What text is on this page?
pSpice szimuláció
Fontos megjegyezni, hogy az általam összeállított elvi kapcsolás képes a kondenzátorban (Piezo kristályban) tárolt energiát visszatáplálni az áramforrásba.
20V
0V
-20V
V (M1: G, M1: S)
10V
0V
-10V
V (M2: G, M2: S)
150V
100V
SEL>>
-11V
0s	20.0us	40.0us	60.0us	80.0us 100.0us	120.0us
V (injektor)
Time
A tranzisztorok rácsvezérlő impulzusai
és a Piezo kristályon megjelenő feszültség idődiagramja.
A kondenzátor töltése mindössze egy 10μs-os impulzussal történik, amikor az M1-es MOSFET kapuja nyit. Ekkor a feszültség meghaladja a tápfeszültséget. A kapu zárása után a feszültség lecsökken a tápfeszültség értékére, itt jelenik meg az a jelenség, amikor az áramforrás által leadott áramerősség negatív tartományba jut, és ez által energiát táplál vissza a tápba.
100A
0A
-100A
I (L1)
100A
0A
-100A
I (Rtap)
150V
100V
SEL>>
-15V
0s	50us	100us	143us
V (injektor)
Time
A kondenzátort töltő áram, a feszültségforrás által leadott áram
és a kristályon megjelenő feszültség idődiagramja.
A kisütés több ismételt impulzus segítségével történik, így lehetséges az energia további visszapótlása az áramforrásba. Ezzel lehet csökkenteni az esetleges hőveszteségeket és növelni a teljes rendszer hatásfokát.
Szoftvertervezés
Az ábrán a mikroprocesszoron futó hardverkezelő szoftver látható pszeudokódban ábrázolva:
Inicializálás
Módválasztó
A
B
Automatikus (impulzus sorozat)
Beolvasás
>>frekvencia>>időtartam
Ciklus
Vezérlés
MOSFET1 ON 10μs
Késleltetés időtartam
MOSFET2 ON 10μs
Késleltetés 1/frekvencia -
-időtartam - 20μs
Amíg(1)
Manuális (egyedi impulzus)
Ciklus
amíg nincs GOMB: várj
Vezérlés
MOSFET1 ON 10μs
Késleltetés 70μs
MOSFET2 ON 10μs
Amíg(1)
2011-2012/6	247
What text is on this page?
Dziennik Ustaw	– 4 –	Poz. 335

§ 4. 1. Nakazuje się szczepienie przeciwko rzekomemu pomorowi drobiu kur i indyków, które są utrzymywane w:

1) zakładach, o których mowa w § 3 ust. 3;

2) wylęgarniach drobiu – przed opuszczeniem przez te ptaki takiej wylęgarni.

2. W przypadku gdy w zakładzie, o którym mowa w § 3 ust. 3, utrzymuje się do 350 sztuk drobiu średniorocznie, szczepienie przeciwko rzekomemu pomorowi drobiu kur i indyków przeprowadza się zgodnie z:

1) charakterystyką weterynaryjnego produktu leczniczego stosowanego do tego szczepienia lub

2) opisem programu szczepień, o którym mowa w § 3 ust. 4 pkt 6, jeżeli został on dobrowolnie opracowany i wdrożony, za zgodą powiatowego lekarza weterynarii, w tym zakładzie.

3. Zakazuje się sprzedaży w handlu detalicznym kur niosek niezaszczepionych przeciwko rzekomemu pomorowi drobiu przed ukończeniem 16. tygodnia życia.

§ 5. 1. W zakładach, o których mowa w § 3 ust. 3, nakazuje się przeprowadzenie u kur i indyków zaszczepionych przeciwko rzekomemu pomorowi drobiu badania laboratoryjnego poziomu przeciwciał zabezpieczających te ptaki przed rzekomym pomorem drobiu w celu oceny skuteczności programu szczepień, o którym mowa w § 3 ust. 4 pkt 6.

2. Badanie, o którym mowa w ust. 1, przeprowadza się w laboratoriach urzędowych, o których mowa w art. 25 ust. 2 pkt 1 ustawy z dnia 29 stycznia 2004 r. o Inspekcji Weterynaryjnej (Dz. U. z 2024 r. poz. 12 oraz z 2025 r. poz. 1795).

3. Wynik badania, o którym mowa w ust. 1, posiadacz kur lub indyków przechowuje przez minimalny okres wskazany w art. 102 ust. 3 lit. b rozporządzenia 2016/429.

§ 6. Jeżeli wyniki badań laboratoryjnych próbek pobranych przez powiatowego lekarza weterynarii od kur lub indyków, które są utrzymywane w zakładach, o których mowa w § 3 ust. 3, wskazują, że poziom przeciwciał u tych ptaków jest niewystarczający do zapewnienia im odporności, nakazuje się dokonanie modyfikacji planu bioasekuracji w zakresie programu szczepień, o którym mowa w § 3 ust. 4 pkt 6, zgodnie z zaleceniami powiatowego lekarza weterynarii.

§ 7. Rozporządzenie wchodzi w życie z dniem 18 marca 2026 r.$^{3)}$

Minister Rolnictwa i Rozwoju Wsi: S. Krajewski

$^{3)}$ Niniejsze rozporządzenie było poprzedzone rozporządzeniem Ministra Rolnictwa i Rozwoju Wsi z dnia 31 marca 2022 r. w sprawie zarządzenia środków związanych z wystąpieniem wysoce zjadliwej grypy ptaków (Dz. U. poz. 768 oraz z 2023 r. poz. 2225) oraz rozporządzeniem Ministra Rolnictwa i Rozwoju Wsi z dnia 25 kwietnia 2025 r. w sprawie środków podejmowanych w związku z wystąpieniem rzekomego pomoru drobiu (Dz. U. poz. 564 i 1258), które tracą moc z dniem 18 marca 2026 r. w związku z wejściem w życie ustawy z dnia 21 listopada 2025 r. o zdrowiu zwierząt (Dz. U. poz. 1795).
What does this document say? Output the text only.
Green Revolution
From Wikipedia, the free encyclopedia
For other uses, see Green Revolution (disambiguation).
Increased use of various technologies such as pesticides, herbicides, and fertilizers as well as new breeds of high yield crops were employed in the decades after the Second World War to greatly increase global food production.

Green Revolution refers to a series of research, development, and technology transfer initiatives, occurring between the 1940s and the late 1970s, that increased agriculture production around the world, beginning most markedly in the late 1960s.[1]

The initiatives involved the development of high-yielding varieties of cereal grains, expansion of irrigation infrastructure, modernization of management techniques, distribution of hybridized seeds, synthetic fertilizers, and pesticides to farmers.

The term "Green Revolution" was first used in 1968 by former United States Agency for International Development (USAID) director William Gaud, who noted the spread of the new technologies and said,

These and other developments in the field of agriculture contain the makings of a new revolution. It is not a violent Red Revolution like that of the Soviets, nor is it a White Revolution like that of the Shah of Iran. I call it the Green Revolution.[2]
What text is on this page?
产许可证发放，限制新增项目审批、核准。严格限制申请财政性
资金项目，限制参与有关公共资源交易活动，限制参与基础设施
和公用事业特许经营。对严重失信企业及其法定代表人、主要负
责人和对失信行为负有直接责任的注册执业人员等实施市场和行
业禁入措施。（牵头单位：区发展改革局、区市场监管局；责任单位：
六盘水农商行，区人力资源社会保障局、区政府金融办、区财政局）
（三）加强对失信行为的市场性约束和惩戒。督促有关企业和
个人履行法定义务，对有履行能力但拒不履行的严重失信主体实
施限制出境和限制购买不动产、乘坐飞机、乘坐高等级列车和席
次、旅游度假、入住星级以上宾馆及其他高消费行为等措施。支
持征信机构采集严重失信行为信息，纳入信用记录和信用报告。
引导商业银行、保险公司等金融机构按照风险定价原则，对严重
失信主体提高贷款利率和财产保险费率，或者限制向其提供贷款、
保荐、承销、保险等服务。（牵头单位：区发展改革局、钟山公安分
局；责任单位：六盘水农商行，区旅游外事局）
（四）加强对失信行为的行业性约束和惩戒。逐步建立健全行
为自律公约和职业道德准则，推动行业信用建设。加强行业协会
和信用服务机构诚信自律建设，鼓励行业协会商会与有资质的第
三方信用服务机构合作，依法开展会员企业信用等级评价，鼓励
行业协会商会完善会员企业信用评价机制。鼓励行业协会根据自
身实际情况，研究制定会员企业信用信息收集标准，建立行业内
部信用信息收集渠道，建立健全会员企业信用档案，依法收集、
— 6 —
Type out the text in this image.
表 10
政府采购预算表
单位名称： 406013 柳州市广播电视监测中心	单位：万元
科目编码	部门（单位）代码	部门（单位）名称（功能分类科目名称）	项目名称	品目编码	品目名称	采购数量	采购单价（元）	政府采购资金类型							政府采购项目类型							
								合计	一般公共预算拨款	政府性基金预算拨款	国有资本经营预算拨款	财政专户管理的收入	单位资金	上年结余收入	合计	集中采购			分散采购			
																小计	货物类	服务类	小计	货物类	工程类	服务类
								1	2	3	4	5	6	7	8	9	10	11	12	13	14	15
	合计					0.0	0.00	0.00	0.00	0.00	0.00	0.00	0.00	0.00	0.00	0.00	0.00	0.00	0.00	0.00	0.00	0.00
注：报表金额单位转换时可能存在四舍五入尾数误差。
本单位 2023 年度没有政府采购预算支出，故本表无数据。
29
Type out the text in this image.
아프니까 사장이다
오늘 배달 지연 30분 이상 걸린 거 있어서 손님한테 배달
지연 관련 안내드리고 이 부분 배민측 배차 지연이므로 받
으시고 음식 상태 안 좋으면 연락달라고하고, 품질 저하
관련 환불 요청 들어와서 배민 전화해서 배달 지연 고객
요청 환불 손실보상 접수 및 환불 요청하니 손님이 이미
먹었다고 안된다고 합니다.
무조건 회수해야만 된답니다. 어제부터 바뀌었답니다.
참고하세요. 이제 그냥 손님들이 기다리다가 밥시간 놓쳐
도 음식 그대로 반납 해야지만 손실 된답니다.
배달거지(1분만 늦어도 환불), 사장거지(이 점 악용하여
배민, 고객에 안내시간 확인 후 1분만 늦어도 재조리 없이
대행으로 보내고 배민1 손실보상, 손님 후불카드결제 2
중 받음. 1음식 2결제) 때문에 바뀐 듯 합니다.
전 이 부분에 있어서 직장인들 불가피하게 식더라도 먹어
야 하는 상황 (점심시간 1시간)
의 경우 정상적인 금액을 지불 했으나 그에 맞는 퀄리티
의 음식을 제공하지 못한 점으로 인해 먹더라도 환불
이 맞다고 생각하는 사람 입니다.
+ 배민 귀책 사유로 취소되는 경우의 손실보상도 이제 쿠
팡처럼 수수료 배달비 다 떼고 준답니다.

++++++++++++++++++++

Given request — Gather every line from the listing above in which "Green" appears, and copy those lines.

Output for this exercise —
Green Revolution
For other uses, see Green Revolution (disambiguation).
Green Revolution refers to a series of research, development, and technology transfer initiatives, occurring between the 1940s and the late 1970s, that increased agriculture production around the world, beginning most markedly in the late 1960s.[1]
The term "Green Revolution" was first used in 1968 by former United States Agency for International Development (USAID) director William Gaud, who noted the spread of the new technologies and said,
These and other developments in the field of agriculture contain the makings of a new revolution. It is not a violent Red Revolution like that of the Soviets, nor is it a White Revolution like that of the Shah of Iran. I call it the Green Revolution.[2]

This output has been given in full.